Without the pictures, return each record as it appears.

Dataset entries
•••
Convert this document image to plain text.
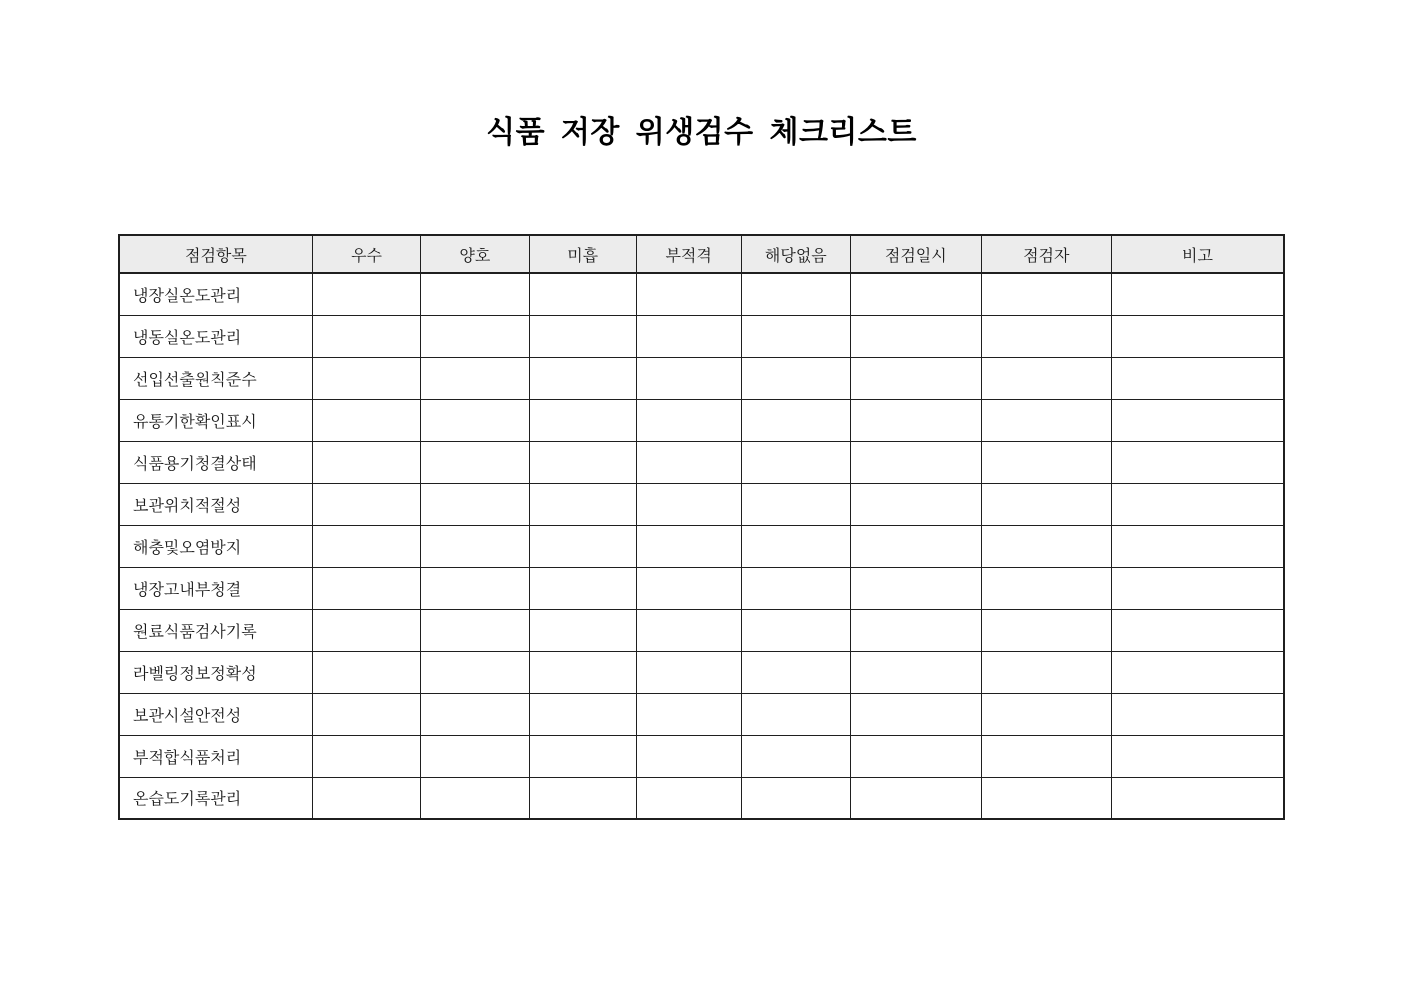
식품 저장 위생검수 체크리스트
점검항목	우수	양호	미흡	부적격	해당없음	점검일시	점검자	비고
냉장실온도관리								
냉동실온도관리								
선입선출원칙준수								
유통기한확인표시								
식품용기청결상태								
보관위치적절성								
해충및오염방지								
냉장고내부청결								
원료식품검사기록								
라벨링정보정확성								
보관시설안전성								
부적합식품처리								
온습도기록관리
•••
- _EXERCISE RESPONSE_
Convert this document image to plain text.
식품 저장 위생검수 체크리스트
점검항목	우수	양호	미흡	부적격	해당없음	점검일시	점검자	비고
냉장실온도관리								
냉동실온도관리								
선입선출원칙준수								
유통기한확인표시								
식품용기청결상태								
보관위치적절성								
해충및오염방지								
냉장고내부청결								
원료식품검사기록								
라벨링정보정확성								
보관시설안전성								
부적합식품처리								
온습도기록관리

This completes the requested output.